DOCUMENT PASSAGE:
>>
The slide’s 1.25%  manufactured outcome became the lead in several press reports. It misinforms about the trend in the NCUSIF’s financial position. The ratio’s assumptions were not explained even though they were significantly different from actual trends through March.

Monitoring an accurate Fund equity ratio matters.

Per stature, the actual NOL is calculated at yearend to determine whether a dividend must be paid should the fund’s reserves exceed the NOL cap. The number is also the floor from which a potential premium could be assessed to increase the NOL to a maximum of 1.3% of insured shares.  Getting this NOL right is vital for every credit union.

More critically the use of a number from an earlier accounting period to compare with a current period’s insured risk total does not align with standard GAAP accounting practice.

Two Accounting Examples

There are direct accounting precedents with GAAP for how the 1% true up should be reported.  They show that the concurrent presentation of insured risk and the legally required true up of the capital deposit base is standard industry practice.

The first example is Deloitt & Touche’s audit of  ASI’s required deposit an identical structure to the NCUSIF.  From the December 2022 ASI audited financials:

In our opinion, the accompanying financial statements present fairly, in all material respects, the financial position of the Company as of

December 31, 2022 and 2021, and the results of its operations and its cash flows for the years then ended in accordance with accounting principles generally accepted in the United States of America.   Deloitte & Touche, LLP April 11, 2023

And regarding the deposit requirement:

Participants’ capital contributions that are receivable or payable as of December 31, 2022 and 2021, are presented on a gross basis in the accompanying consolidated financial statements. Included in participants’ equity at December 31, 2022, is a receivable for capital contributions of Primary-insureds of $2,530,000 (no payable). The receivable and payable balances result from annual growth or shrinkage in participating credit union shares and the receivables were substantially collected subsequent to December 31, 2022.

Included in participants’ equity at December31, 2021, is a receivable for net capital contributions of Primary-insureds of $25,200,000. The receivable and payable balances result from annual growth or shrinkage in participating credit union shares and the receivables were substantially collected subsequent to December 31, 2021.  (page 13, Notes to the Consolidated Financial Statements)

The second example is the recognition in the NCUA’s Operating Fund of an “account receivable,” on the balance sheet and the income statement in its monthly statements postings.

From the January 30, 2023 NCUA Operating Funds monthly financial statements:

The cash position is considered sufficient to cover current and future budgetary obligations of the Fund through April 2023, at which time the Fund will collect the 2023 operating fees from its credit union members. . . Operating fee revenue reflects one twelfth of the 2023 Operating Fees.
<<
ENTRIES:
>>
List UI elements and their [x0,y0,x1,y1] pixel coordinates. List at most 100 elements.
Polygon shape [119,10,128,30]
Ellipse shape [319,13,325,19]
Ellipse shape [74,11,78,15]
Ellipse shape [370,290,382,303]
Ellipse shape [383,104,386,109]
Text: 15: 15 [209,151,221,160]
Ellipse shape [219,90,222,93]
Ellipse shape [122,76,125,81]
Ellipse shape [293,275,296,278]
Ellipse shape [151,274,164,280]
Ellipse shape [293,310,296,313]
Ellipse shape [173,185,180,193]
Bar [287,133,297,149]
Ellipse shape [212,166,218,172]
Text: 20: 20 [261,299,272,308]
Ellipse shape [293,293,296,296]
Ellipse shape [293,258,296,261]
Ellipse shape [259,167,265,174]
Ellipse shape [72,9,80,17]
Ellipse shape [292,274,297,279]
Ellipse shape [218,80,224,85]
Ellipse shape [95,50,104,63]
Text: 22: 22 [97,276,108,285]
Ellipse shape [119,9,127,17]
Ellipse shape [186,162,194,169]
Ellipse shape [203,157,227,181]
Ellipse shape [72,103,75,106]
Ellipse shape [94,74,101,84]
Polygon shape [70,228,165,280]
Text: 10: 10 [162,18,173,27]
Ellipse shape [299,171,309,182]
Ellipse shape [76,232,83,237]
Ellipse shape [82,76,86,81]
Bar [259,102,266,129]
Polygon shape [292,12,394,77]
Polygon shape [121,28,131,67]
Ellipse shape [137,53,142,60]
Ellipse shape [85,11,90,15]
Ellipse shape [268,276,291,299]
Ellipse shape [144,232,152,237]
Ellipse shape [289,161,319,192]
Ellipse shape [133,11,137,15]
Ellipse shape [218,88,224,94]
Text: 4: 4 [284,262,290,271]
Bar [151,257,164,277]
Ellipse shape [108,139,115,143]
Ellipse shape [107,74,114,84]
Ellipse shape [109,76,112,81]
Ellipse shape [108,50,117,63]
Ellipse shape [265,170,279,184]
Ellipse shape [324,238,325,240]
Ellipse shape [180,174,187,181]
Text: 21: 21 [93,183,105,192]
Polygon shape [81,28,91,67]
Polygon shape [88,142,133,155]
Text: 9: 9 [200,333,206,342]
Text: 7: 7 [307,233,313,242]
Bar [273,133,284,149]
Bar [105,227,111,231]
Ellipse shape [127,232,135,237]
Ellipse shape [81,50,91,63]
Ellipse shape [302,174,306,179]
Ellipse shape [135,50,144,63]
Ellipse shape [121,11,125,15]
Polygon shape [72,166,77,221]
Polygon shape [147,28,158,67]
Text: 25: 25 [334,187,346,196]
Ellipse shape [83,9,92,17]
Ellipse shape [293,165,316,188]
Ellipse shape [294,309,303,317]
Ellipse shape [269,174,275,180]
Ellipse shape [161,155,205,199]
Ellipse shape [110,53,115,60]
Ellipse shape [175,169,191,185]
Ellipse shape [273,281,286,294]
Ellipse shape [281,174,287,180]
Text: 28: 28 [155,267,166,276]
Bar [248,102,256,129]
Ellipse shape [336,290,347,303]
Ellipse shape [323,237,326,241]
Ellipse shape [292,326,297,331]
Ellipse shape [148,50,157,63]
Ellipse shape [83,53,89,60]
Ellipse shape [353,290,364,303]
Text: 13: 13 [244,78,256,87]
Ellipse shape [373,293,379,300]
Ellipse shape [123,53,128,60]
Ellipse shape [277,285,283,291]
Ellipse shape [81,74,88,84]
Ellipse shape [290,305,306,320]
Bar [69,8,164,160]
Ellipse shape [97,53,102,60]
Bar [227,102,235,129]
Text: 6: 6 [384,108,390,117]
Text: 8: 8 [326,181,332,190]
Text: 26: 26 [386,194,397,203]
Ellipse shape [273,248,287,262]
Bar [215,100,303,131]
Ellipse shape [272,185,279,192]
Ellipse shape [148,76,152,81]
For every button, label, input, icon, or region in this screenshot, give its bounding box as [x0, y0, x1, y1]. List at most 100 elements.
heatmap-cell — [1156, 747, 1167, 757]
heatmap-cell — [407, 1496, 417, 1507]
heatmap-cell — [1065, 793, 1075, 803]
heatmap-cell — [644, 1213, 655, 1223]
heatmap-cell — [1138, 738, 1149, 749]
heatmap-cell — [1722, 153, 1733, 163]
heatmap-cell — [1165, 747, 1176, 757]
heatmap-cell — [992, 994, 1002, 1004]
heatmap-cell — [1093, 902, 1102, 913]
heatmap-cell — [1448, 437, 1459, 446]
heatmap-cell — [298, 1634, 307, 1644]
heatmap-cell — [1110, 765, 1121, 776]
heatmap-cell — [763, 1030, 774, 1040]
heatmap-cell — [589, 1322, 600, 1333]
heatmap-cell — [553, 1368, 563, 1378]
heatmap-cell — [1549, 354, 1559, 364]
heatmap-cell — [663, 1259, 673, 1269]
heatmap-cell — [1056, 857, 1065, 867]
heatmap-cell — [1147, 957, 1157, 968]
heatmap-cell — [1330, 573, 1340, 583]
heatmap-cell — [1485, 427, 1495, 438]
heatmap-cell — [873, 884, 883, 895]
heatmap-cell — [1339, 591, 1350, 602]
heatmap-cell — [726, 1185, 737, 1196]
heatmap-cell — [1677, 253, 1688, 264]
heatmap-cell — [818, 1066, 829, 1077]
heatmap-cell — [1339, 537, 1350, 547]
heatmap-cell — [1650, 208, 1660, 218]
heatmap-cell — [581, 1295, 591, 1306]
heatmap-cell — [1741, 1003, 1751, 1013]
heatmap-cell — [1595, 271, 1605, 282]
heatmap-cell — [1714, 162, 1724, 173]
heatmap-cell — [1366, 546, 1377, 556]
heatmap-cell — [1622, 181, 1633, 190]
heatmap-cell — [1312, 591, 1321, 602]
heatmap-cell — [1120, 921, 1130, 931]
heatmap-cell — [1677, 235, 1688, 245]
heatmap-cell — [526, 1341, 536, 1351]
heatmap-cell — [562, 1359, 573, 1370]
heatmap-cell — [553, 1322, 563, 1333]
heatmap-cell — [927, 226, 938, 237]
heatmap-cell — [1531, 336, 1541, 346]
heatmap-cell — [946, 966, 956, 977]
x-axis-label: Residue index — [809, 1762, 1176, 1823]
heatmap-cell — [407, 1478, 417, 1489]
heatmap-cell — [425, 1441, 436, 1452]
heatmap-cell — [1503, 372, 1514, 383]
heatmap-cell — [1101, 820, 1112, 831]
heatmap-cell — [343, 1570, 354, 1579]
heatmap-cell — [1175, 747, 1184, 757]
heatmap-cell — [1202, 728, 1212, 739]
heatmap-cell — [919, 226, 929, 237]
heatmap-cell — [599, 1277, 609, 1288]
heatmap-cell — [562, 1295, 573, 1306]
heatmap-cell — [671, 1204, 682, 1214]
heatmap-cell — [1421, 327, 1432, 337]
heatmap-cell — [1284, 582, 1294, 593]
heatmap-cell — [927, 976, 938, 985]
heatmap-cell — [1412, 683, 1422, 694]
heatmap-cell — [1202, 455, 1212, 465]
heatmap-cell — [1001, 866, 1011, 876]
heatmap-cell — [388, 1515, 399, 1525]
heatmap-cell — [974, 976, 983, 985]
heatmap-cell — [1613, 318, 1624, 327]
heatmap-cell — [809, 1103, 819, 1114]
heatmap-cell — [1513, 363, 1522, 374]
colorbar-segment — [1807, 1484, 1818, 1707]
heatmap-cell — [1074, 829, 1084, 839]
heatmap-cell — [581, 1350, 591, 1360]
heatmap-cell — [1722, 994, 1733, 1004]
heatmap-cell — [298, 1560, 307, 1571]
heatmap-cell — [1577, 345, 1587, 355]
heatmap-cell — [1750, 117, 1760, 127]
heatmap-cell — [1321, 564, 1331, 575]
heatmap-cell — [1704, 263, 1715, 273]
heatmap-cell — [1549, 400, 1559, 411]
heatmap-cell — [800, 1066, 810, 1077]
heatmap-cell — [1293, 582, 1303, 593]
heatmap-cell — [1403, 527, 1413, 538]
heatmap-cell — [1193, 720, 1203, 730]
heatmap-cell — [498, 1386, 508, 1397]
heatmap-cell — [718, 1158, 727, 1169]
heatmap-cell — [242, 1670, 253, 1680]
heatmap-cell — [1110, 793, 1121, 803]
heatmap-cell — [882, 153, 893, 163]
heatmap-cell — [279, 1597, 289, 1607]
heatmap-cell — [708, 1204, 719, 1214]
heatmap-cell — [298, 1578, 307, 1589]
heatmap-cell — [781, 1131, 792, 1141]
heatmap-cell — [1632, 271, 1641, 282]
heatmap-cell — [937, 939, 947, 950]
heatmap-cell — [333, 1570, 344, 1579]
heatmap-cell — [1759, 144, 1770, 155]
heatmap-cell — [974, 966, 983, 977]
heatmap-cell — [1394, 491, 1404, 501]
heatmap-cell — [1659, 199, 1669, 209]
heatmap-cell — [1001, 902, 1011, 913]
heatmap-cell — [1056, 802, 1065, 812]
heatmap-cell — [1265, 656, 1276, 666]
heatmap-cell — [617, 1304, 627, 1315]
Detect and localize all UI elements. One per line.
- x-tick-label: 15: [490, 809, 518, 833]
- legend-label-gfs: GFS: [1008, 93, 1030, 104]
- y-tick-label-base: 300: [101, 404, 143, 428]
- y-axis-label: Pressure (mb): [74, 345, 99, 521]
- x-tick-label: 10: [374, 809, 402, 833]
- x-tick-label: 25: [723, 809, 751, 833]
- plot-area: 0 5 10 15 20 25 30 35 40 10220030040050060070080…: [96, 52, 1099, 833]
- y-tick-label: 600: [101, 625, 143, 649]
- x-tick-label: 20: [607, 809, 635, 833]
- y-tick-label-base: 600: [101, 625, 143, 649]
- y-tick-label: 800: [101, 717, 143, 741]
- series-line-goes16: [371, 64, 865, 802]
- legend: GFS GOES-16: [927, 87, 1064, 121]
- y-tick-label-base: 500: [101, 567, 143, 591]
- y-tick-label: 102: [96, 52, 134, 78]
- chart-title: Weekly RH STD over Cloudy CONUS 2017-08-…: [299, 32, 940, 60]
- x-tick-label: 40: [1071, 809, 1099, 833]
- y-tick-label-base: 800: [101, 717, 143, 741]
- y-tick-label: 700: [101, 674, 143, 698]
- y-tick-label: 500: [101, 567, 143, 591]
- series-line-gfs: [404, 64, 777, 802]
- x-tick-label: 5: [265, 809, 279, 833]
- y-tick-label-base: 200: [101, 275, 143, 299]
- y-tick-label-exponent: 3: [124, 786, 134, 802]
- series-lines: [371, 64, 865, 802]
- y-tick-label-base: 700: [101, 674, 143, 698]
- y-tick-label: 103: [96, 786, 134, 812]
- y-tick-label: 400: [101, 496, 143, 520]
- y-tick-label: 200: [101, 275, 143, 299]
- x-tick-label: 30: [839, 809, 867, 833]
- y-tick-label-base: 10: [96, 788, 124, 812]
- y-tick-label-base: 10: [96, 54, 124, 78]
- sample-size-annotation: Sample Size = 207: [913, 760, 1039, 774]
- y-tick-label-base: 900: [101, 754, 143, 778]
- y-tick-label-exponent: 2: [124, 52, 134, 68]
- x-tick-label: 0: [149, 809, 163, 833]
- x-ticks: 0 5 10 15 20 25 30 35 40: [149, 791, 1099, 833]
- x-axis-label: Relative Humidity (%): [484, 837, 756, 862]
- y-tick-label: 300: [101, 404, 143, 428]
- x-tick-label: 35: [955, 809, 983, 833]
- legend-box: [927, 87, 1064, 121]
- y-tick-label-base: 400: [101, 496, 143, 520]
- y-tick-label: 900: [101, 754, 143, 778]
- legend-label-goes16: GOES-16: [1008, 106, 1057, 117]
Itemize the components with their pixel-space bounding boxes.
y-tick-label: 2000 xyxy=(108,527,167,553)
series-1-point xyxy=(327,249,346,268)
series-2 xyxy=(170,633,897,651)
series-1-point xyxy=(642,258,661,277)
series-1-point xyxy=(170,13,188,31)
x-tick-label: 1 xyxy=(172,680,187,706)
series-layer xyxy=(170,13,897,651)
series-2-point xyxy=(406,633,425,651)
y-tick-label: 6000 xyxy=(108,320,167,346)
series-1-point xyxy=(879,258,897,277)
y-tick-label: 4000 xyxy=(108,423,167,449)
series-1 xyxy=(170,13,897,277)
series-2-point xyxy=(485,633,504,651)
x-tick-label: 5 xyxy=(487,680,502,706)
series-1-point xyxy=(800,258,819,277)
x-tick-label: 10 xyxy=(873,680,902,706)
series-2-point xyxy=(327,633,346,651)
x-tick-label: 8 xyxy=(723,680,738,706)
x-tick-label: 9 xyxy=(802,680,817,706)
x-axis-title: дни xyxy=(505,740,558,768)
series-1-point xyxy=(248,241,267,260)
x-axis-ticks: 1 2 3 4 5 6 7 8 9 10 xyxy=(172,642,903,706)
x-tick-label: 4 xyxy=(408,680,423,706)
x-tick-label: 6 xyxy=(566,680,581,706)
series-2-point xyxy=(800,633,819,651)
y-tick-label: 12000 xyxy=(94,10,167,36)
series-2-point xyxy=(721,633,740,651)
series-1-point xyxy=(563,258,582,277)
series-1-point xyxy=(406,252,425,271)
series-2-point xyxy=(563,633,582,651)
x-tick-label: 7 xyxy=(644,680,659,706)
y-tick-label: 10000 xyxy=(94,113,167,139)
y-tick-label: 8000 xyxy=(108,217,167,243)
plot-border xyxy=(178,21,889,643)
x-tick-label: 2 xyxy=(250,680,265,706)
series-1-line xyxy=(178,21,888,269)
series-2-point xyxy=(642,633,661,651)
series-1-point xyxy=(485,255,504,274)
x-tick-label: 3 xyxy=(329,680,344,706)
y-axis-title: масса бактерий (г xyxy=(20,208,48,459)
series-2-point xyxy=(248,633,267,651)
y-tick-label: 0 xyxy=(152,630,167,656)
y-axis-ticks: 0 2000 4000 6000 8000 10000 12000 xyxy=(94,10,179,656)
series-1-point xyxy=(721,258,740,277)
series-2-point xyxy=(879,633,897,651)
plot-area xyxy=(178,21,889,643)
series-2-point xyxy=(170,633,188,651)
<<
REQUIRED ACTIONS:
**A)** Set down the part of the passage on the NCUSIF equity ratio from "The slide’s 1.25%" up to and including "GAAP accounting practice.", word for word.
**B)** Render this sentence from the NCUSIF equity ratio passage in Spanish: "Getting this NOL right is vital for every credit union."

OUTPUTS FOR THE TASKS:
**A)**
The slide’s 1.25%  manufactured outcome became the lead in several press reports. It misinforms about the trend in the NCUSIF’s financial position. The ratio’s assumptions were not explained even though they were significantly different from actual trends through March.

Monitoring an accurate Fund equity ratio matters.

Per stature, the actual NOL is calculated at yearend to determine whether a dividend must be paid should the fund’s reserves exceed the NOL cap. The number is also the floor from which a potential premium could be assessed to increase the NOL to a maximum of 1.3% of insured shares.  Getting this NOL right is vital for every credit union.

More critically the use of a number from an earlier accounting period to compare with a current period’s insured risk total does not align with standard GAAP accounting practice.

**B)** Calcular correctamente este NOL es vital para cada cooperativa de ahorro y crédito.